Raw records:
++++++
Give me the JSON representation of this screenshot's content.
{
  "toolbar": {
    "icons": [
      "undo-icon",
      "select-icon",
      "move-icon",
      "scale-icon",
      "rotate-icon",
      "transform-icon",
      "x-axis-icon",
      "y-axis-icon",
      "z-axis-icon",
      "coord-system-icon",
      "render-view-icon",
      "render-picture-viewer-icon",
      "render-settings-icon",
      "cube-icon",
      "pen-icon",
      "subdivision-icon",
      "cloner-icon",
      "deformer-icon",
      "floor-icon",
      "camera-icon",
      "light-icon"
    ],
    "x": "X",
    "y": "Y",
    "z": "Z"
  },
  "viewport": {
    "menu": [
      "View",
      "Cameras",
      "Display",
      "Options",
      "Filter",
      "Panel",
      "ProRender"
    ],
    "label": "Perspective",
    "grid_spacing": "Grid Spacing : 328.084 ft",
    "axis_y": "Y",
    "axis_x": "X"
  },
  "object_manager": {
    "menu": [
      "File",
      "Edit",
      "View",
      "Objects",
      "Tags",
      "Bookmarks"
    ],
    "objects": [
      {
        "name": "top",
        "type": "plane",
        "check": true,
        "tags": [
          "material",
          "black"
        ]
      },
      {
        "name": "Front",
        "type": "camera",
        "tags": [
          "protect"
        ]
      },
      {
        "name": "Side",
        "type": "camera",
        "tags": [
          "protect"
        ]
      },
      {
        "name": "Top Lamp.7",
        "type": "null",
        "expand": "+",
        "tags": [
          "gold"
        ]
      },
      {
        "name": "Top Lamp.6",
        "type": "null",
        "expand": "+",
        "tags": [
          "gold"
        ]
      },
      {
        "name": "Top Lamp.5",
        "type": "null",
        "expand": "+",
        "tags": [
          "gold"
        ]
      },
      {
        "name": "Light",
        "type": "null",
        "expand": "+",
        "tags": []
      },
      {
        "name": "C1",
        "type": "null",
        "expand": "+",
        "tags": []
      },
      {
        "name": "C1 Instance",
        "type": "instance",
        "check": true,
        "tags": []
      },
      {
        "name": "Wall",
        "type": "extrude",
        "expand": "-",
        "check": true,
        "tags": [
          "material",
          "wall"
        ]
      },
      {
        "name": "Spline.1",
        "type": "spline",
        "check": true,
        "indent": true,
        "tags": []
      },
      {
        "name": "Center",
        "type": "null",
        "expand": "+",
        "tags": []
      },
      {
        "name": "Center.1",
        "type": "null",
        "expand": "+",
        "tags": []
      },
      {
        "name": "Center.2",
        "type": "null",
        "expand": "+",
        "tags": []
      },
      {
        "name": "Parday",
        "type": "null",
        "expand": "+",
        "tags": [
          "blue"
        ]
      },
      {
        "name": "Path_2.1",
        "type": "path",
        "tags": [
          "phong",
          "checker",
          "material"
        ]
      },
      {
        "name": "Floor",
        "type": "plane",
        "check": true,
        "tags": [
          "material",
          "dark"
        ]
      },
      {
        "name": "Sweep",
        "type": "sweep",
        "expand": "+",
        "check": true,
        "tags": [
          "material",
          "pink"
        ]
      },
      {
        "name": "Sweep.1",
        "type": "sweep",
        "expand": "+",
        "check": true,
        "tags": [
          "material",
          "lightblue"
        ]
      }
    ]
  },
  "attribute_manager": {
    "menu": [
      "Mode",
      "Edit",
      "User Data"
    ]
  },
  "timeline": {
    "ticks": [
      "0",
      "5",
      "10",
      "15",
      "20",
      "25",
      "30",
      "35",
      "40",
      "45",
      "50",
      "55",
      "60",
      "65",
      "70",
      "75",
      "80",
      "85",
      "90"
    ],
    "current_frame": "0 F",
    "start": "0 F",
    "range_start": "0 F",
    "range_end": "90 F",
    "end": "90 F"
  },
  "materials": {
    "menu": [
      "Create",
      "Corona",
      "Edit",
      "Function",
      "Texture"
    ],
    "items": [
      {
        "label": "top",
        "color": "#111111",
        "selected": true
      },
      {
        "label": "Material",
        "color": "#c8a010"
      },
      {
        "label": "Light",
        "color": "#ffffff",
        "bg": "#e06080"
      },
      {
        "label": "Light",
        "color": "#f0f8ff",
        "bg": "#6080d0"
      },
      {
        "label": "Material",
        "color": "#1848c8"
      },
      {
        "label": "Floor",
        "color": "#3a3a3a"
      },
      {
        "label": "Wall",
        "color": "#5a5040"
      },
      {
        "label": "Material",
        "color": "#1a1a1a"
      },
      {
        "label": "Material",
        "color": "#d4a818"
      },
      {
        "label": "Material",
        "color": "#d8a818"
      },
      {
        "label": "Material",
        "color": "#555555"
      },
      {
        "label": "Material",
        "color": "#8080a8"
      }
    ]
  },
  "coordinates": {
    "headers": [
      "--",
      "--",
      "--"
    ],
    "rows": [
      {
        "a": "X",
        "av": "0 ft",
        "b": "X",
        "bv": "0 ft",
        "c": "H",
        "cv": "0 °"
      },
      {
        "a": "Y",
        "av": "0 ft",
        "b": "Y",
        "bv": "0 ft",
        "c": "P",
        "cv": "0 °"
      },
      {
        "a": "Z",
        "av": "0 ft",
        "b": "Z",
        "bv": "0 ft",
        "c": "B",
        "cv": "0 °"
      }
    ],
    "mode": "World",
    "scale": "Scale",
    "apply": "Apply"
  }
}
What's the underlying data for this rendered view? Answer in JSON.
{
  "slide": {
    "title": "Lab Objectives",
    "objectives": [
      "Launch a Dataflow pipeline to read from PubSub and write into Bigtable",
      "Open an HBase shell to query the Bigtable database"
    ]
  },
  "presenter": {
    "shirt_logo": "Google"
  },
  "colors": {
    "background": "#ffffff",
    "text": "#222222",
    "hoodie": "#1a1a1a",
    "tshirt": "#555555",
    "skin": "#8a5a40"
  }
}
++++++
Each line of the listing above should be output exactly.

TASK RESULT:
Give me the JSON representation of this screenshot's content.
{
  "toolbar": {
    "icons": [
      "undo-icon",
      "select-icon",
      "move-icon",
      "scale-icon",
      "rotate-icon",
      "transform-icon",
      "x-axis-icon",
      "y-axis-icon",
      "z-axis-icon",
      "coord-system-icon",
      "render-view-icon",
      "render-picture-viewer-icon",
      "render-settings-icon",
      "cube-icon",
      "pen-icon",
      "subdivision-icon",
      "cloner-icon",
      "deformer-icon",
      "floor-icon",
      "camera-icon",
      "light-icon"
    ],
    "x": "X",
    "y": "Y",
    "z": "Z"
  },
  "viewport": {
    "menu": [
      "View",
      "Cameras",
      "Display",
      "Options",
      "Filter",
      "Panel",
      "ProRender"
    ],
    "label": "Perspective",
    "grid_spacing": "Grid Spacing : 328.084 ft",
    "axis_y": "Y",
    "axis_x": "X"
  },
  "object_manager": {
    "menu": [
      "File",
      "Edit",
      "View",
      "Objects",
      "Tags",
      "Bookmarks"
    ],
    "objects": [
      {
        "name": "top",
        "type": "plane",
        "check": true,
        "tags": [
          "material",
          "black"
        ]
      },
      {
        "name": "Front",
        "type": "camera",
        "tags": [
          "protect"
        ]
      },
      {
        "name": "Side",
        "type": "camera",
        "tags": [
          "protect"
        ]
      },
      {
        "name": "Top Lamp.7",
        "type": "null",
        "expand": "+",
        "tags": [
          "gold"
        ]
      },
      {
        "name": "Top Lamp.6",
        "type": "null",
        "expand": "+",
        "tags": [
          "gold"
        ]
      },
      {
        "name": "Top Lamp.5",
        "type": "null",
        "expand": "+",
        "tags": [
          "gold"
        ]
      },
      {
        "name": "Light",
        "type": "null",
        "expand": "+",
        "tags": []
      },
      {
        "name": "C1",
        "type": "null",
        "expand": "+",
        "tags": []
      },
      {
        "name": "C1 Instance",
        "type": "instance",
        "check": true,
        "tags": []
      },
      {
        "name": "Wall",
        "type": "extrude",
        "expand": "-",
        "check": true,
        "tags": [
          "material",
          "wall"
        ]
      },
      {
        "name": "Spline.1",
        "type": "spline",
        "check": true,
        "indent": true,
        "tags": []
      },
      {
        "name": "Center",
        "type": "null",
        "expand": "+",
        "tags": []
      },
      {
        "name": "Center.1",
        "type": "null",
        "expand": "+",
        "tags": []
      },
      {
        "name": "Center.2",
        "type": "null",
        "expand": "+",
        "tags": []
      },
      {
        "name": "Parday",
        "type": "null",
        "expand": "+",
        "tags": [
          "blue"
        ]
      },
      {
        "name": "Path_2.1",
        "type": "path",
        "tags": [
          "phong",
          "checker",
          "material"
        ]
      },
      {
        "name": "Floor",
        "type": "plane",
        "check": true,
        "tags": [
          "material",
          "dark"
        ]
      },
      {
        "name": "Sweep",
        "type": "sweep",
        "expand": "+",
        "check": true,
        "tags": [
          "material",
          "pink"
        ]
      },
      {
        "name": "Sweep.1",
        "type": "sweep",
        "expand": "+",
        "check": true,
        "tags": [
          "material",
          "lightblue"
        ]
      }
    ]
  },
  "attribute_manager": {
    "menu": [
      "Mode",
      "Edit",
      "User Data"
    ]
  },
  "timeline": {
    "ticks": [
      "0",
      "5",
      "10",
      "15",
      "20",
      "25",
      "30",
      "35",
      "40",
      "45",
      "50",
      "55",
      "60",
      "65",
      "70",
      "75",
      "80",
      "85",
      "90"
    ],
    "current_frame": "0 F",
    "start": "0 F",
    "range_start": "0 F",
    "range_end": "90 F",
    "end": "90 F"
  },
  "materials": {
    "menu": [
      "Create",
      "Corona",
      "Edit",
      "Function",
      "Texture"
    ],
    "items": [
      {
        "label": "top",
        "color": "#111111",
        "selected": true
      },
      {
        "label": "Material",
        "color": "#c8a010"
      },
      {
        "label": "Light",
        "color": "#ffffff",
        "bg": "#e06080"
      },
      {
        "label": "Light",
        "color": "#f0f8ff",
        "bg": "#6080d0"
      },
      {
        "label": "Material",
        "color": "#1848c8"
      },
      {
        "label": "Floor",
        "color": "#3a3a3a"
      },
      {
        "label": "Wall",
        "color": "#5a5040"
      },
      {
        "label": "Material",
        "color": "#1a1a1a"
      },
      {
        "label": "Material",
        "color": "#d4a818"
      },
      {
        "label": "Material",
        "color": "#d8a818"
      },
      {
        "label": "Material",
        "color": "#555555"
      },
      {
        "label": "Material",
        "color": "#8080a8"
      }
    ]
  },
  "coordinates": {
    "headers": [
      "--",
      "--",
      "--"
    ],
    "rows": [
      {
        "a": "X",
        "av": "0 ft",
        "b": "X",
        "bv": "0 ft",
        "c": "H",
        "cv": "0 °"
      },
      {
        "a": "Y",
        "av": "0 ft",
        "b": "Y",
        "bv": "0 ft",
        "c": "P",
        "cv": "0 °"
      },
      {
        "a": "Z",
        "av": "0 ft",
        "b": "Z",
        "bv": "0 ft",
        "c": "B",
        "cv": "0 °"
      }
    ],
    "mode": "World",
    "scale": "Scale",
    "apply": "Apply"
  }
}
What's the underlying data for this rendered view? Answer in JSON.
{
  "slide": {
    "title": "Lab Objectives",
    "objectives": [
      "Launch a Dataflow pipeline to read from PubSub and write into Bigtable",
      "Open an HBase shell to query the Bigtable database"
    ]
  },
  "presenter": {
    "shirt_logo": "Google"
  },
  "colors": {
    "background": "#ffffff",
    "text": "#222222",
    "hoodie": "#1a1a1a",
    "tshirt": "#555555",
    "skin": "#8a5a40"
  }
}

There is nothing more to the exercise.